WHAT YOU HAVE TO DO
Extract the records below word for word and ignore the images.

Stored entries
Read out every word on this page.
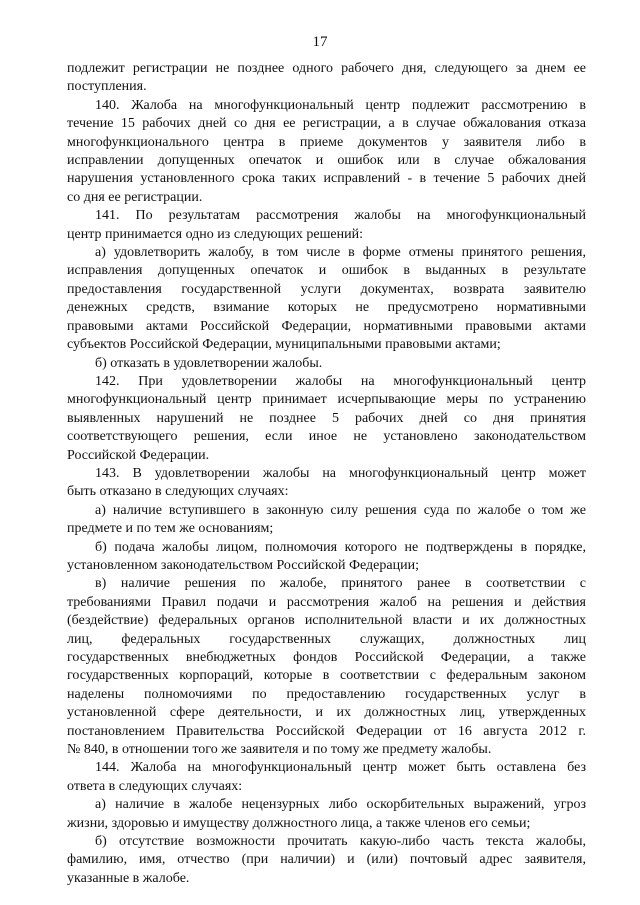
17
подлежит регистрации не позднее одного рабочего дня, следующего за днем ее
поступления.
140. Жалоба на многофункциональный центр подлежит рассмотрению в
течение 15 рабочих дней со дня ее регистрации, а в случае обжалования отказа
многофункционального центра в приеме документов у заявителя либо в
исправлении допущенных опечаток и ошибок или в случае обжалования
нарушения установленного срока таких исправлений - в течение 5 рабочих дней
со дня ее регистрации.
141. По результатам рассмотрения жалобы на многофункциональный
центр принимается одно из следующих решений:
а) удовлетворить жалобу, в том числе в форме отмены принятого решения,
исправления допущенных опечаток и ошибок в выданных в результате
предоставления государственной услуги документах, возврата заявителю
денежных средств, взимание которых не предусмотрено нормативными
правовыми актами Российской Федерации, нормативными правовыми актами
субъектов Российской Федерации, муниципальными правовыми актами;
б) отказать в удовлетворении жалобы.
142. При удовлетворении жалобы на многофункциональный центр
многофункциональный центр принимает исчерпывающие меры по устранению
выявленных нарушений не позднее 5 рабочих дней со дня принятия
соответствующего решения, если иное не установлено законодательством
Российской Федерации.
143. В удовлетворении жалобы на многофункциональный центр может
быть отказано в следующих случаях:
а) наличие вступившего в законную силу решения суда по жалобе о том же
предмете и по тем же основаниям;
б) подача жалобы лицом, полномочия которого не подтверждены в порядке,
установленном законодательством Российской Федерации;
в) наличие решения по жалобе, принятого ранее в соответствии с
требованиями Правил подачи и рассмотрения жалоб на решения и действия
(бездействие) федеральных органов исполнительной власти и их должностных
лиц, федеральных государственных служащих, должностных лиц
государственных внебюджетных фондов Российской Федерации, а также
государственных корпораций, которые в соответствии с федеральным законом
наделены полномочиями по предоставлению государственных услуг в
установленной сфере деятельности, и их должностных лиц, утвержденных
постановлением Правительства Российской Федерации от 16 августа 2012 г.
№ 840, в отношении того же заявителя и по тому же предмету жалобы.
144. Жалоба на многофункциональный центр может быть оставлена без
ответа в следующих случаях:
а) наличие в жалобе нецензурных либо оскорбительных выражений, угроз
жизни, здоровью и имуществу должностного лица, а также членов его семьи;
б) отсутствие возможности прочитать какую-либо часть текста жалобы,
фамилию, имя, отчество (при наличии) и (или) почтовый адрес заявителя,
указанные в жалобе.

THE OUTPUT
Read out every word on this page.
17
подлежит регистрации не позднее одного рабочего дня, следующего за днем ее
поступления.
140. Жалоба на многофункциональный центр подлежит рассмотрению в
течение 15 рабочих дней со дня ее регистрации, а в случае обжалования отказа
многофункционального центра в приеме документов у заявителя либо в
исправлении допущенных опечаток и ошибок или в случае обжалования
нарушения установленного срока таких исправлений - в течение 5 рабочих дней
со дня ее регистрации.
141. По результатам рассмотрения жалобы на многофункциональный
центр принимается одно из следующих решений:
а) удовлетворить жалобу, в том числе в форме отмены принятого решения,
исправления допущенных опечаток и ошибок в выданных в результате
предоставления государственной услуги документах, возврата заявителю
денежных средств, взимание которых не предусмотрено нормативными
правовыми актами Российской Федерации, нормативными правовыми актами
субъектов Российской Федерации, муниципальными правовыми актами;
б) отказать в удовлетворении жалобы.
142. При удовлетворении жалобы на многофункциональный центр
многофункциональный центр принимает исчерпывающие меры по устранению
выявленных нарушений не позднее 5 рабочих дней со дня принятия
соответствующего решения, если иное не установлено законодательством
Российской Федерации.
143. В удовлетворении жалобы на многофункциональный центр может
быть отказано в следующих случаях:
а) наличие вступившего в законную силу решения суда по жалобе о том же
предмете и по тем же основаниям;
б) подача жалобы лицом, полномочия которого не подтверждены в порядке,
установленном законодательством Российской Федерации;
в) наличие решения по жалобе, принятого ранее в соответствии с
требованиями Правил подачи и рассмотрения жалоб на решения и действия
(бездействие) федеральных органов исполнительной власти и их должностных
лиц, федеральных государственных служащих, должностных лиц
государственных внебюджетных фондов Российской Федерации, а также
государственных корпораций, которые в соответствии с федеральным законом
наделены полномочиями по предоставлению государственных услуг в
установленной сфере деятельности, и их должностных лиц, утвержденных
постановлением Правительства Российской Федерации от 16 августа 2012 г.
№ 840, в отношении того же заявителя и по тому же предмету жалобы.
144. Жалоба на многофункциональный центр может быть оставлена без
ответа в следующих случаях:
а) наличие в жалобе нецензурных либо оскорбительных выражений, угроз
жизни, здоровью и имуществу должностного лица, а также членов его семьи;
б) отсутствие возможности прочитать какую-либо часть текста жалобы,
фамилию, имя, отчество (при наличии) и (или) почтовый адрес заявителя,
указанные в жалобе.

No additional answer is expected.